*What is expected*
Select and copy out every line in the records containing "十月革命".

*Data supplied*
----------------------------------------

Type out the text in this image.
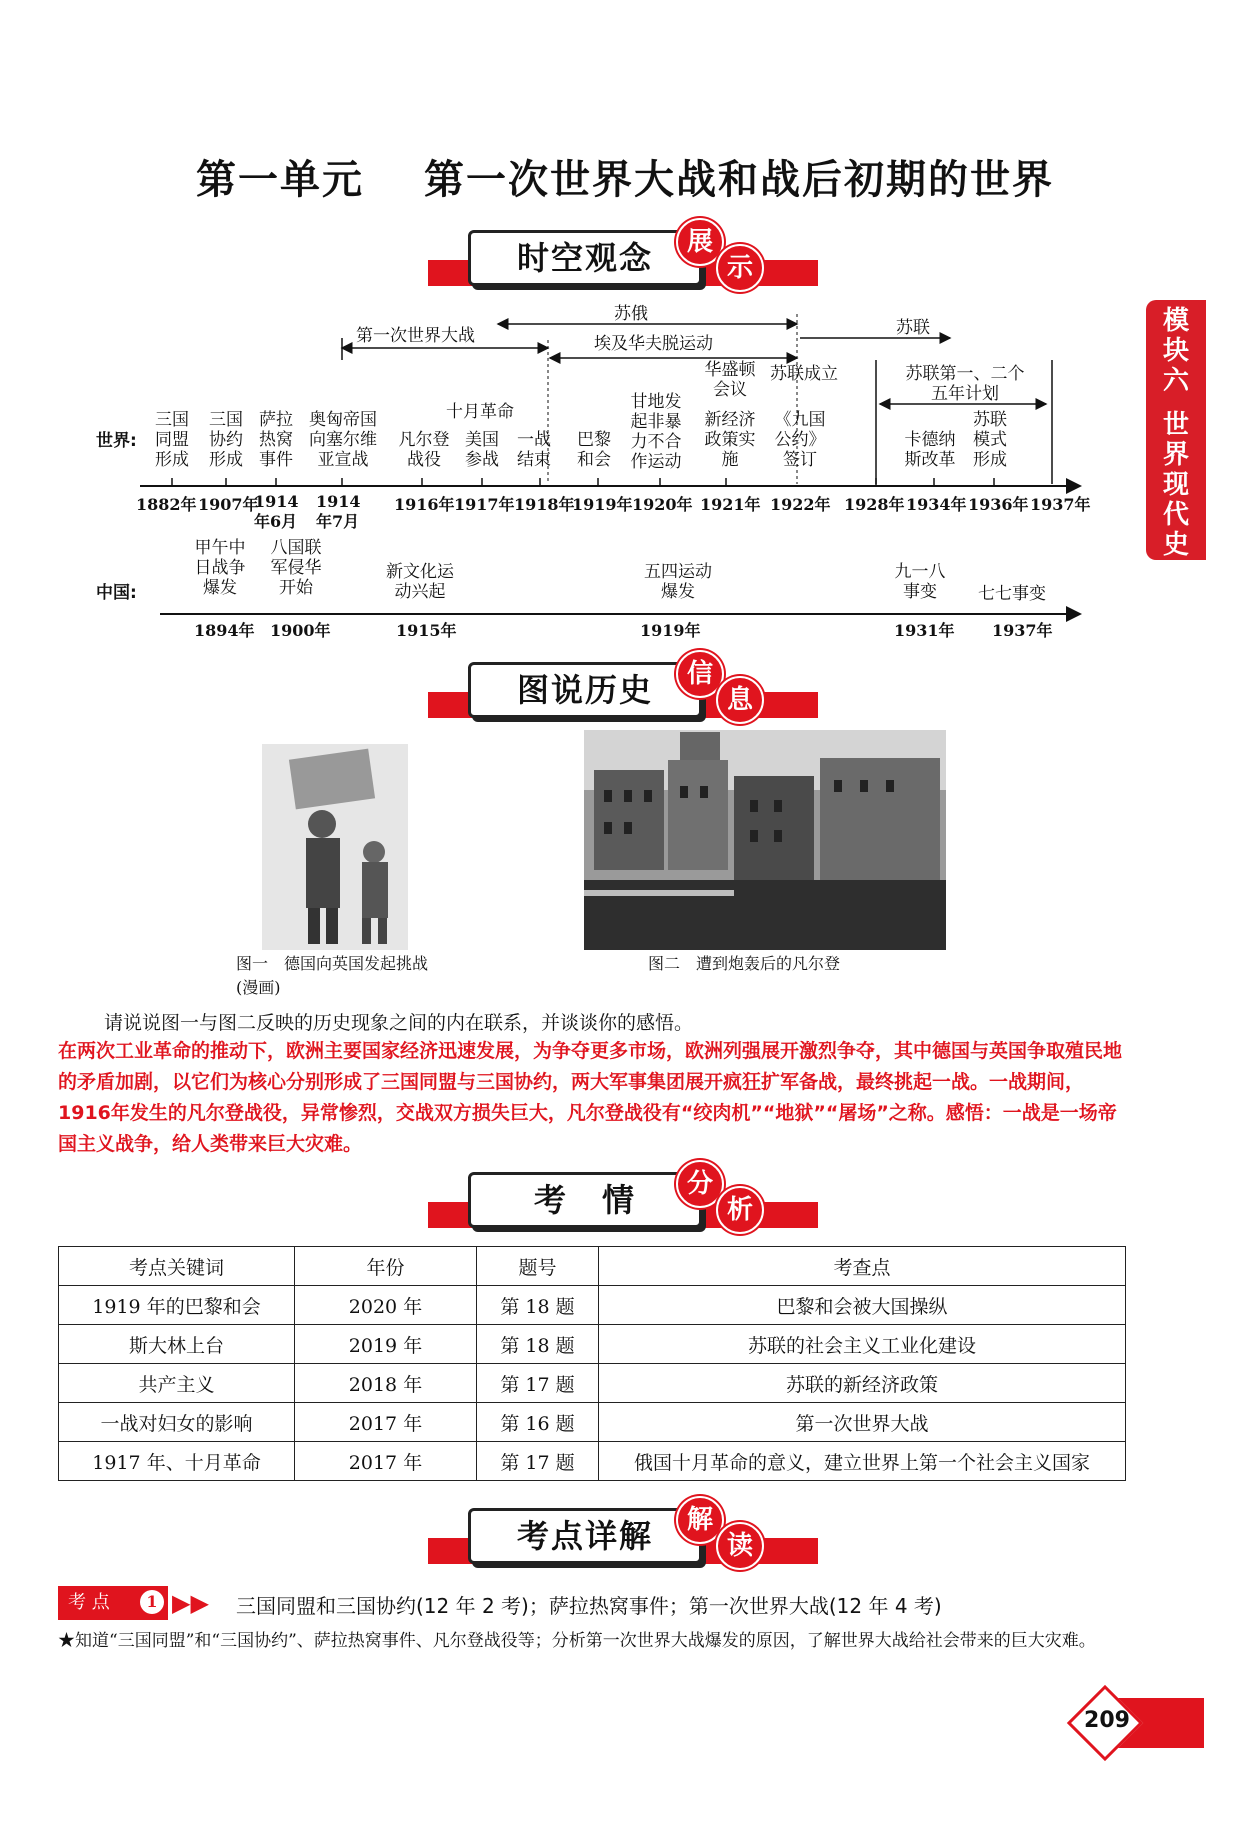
第一单元 第一次世界大战和战后初期的世界
模
块
六
世
界
现
代
史
时空观念	展
示
第一次世界大战
苏俄
埃及华夫脱运动
苏联
苏联第一、二个五年计划
世界:
三国同盟形成
三国协约形成
萨拉热窝事件
奥匈帝国向塞尔维亚宣战
凡尔登战役
十月革命
美国参战
一战结束
巴黎和会
甘地发起非暴力不合作运动
华盛顿会议
新经济政策实施
《九国公约》签订
苏联成立
卡德纳斯改革
苏联模式形成
1882年 1907年
1914年6月
1914年7月
1916年 1917年 1918年
1919年 1920年 1921年 1922年 1928年 1934年 1936年 1937年
中国:
甲午中日战争爆发
八国联军侵华开始
新文化运动兴起
五四运动爆发
九一八事变	七七事变
1894年 1900年	1915年	1919年	1931年 1937年
图说历史	信
息
图一　德国向英国发起挑战(漫画)
图二　遭到炮轰后的凡尔登
请说说图一与图二反映的历史现象之间的内在联系，并谈谈你的感悟。
在两次工业革命的推动下，欧洲主要国家经济迅速发展，为争夺更多市场，欧洲列强展开激烈争夺，其中德国与英国争取殖民地的矛盾加剧，以它们为核心分别形成了三国同盟与三国协约，两大军事集团展开疯狂扩军备战，最终挑起一战。一战期间，1916年发生的凡尔登战役，异常惨烈，交战双方损失巨大，凡尔登战役有“绞肉机”“地狱”“屠场”之称。感悟：一战是一场帝国主义战争，给人类带来巨大灾难。
考　情	分
析
考点关键词	年份	题号	考查点
1919 年的巴黎和会	2020 年	第 18 题	巴黎和会被大国操纵
斯大林上台	2019 年	第 18 题	苏联的社会主义工业化建设
共产主义	2018 年	第 17 题	苏联的新经济政策
一战对妇女的影响	2017 年	第 16 题	第一次世界大战
1917 年、十月革命	2017 年	第 17 题	俄国十月革命的意义，建立世界上第一个社会主义国家
考点详解	解
读
考 点	1 ▶▶ 三国同盟和三国协约(12 年 2 考)；萨拉热窝事件；第一次世界大战(12 年 4 考)
★知道“三国同盟”和“三国协约”、萨拉热窝事件、凡尔登战役等；分析第一次世界大战爆发的原因，了解世界大战给社会带来的巨大灾难。
209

----------------------------------------

*Written response*
十月革命
1917 年、十月革命	2017 年	第 17 题	俄国十月革命的意义，建立世界上第一个社会主义国家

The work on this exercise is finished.